--- Task directions ---
Return the lines of the records from the one containing "X-axis label: Humidex" through the one containing "UI element localization: list", both included, copied character for character.

Some records:
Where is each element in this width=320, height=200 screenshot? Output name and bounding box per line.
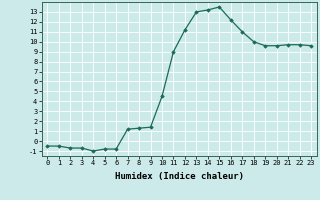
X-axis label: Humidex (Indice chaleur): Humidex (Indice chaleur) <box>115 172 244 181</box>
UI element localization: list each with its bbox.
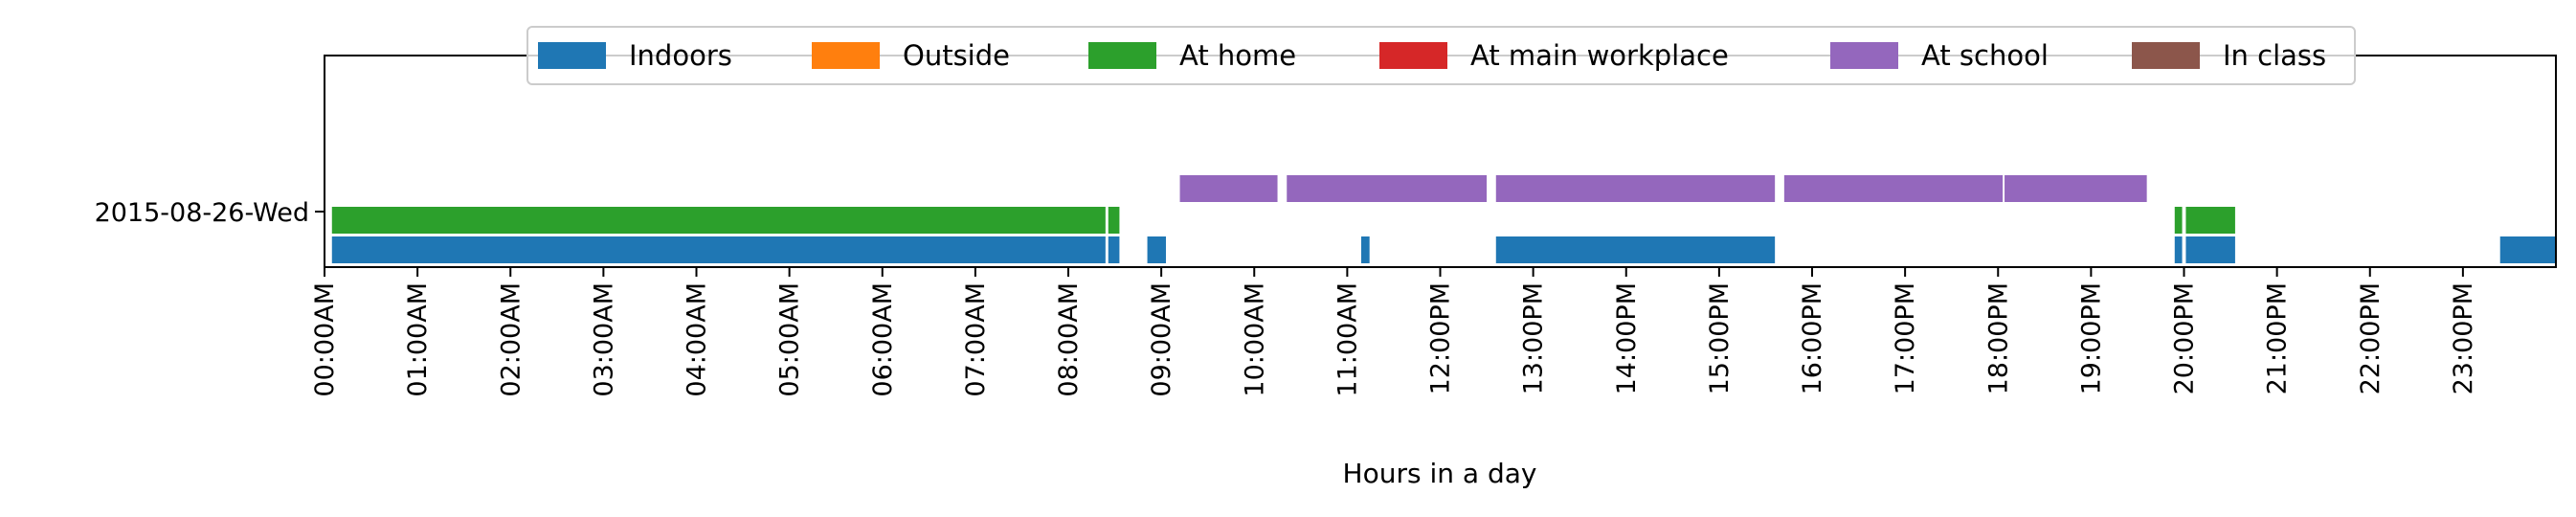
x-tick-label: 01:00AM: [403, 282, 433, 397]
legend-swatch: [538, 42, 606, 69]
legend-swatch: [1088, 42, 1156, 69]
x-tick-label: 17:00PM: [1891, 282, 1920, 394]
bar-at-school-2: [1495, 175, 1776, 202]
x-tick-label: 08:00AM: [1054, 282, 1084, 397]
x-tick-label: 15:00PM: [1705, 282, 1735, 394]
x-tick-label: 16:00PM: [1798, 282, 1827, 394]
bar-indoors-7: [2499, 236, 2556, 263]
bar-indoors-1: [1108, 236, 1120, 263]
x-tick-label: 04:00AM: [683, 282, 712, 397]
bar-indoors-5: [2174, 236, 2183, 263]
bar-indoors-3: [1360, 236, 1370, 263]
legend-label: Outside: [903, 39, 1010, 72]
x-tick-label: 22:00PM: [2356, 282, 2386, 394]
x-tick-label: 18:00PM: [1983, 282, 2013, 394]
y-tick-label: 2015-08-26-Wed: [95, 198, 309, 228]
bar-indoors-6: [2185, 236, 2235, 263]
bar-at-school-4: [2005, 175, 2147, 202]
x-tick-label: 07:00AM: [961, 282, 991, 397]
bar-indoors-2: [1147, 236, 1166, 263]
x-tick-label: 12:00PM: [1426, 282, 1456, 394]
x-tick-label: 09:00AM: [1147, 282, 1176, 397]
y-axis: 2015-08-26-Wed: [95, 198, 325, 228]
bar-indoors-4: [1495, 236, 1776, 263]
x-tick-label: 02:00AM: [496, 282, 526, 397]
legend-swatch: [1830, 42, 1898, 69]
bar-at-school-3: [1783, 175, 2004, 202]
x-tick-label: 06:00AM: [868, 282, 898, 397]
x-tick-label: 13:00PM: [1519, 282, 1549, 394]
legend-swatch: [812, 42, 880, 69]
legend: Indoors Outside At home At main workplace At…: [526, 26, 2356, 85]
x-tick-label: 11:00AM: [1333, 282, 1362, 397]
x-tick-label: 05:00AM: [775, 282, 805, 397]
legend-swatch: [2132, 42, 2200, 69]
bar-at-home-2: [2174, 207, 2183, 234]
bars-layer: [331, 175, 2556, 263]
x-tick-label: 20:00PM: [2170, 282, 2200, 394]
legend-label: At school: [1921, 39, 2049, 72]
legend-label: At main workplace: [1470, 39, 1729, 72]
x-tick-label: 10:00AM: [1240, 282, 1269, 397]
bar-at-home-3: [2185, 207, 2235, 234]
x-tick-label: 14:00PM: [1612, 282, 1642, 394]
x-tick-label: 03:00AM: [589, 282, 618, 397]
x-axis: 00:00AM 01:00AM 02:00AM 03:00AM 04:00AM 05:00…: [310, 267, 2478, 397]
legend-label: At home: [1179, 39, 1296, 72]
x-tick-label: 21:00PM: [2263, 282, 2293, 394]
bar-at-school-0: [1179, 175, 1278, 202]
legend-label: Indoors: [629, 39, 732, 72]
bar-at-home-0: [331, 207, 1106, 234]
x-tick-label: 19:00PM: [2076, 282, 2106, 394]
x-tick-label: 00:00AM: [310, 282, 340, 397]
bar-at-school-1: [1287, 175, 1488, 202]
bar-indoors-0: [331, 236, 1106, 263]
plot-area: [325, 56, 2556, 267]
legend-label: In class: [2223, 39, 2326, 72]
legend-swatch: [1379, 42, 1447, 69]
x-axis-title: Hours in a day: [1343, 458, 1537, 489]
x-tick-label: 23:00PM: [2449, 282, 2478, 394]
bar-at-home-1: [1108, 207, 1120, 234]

--- Task answer ---
X-axis label: Humidex (Indice chaleur): Humidex (Indice chaleur) <box>115 172 244 181</box>
UI element localization: list each with its bbox.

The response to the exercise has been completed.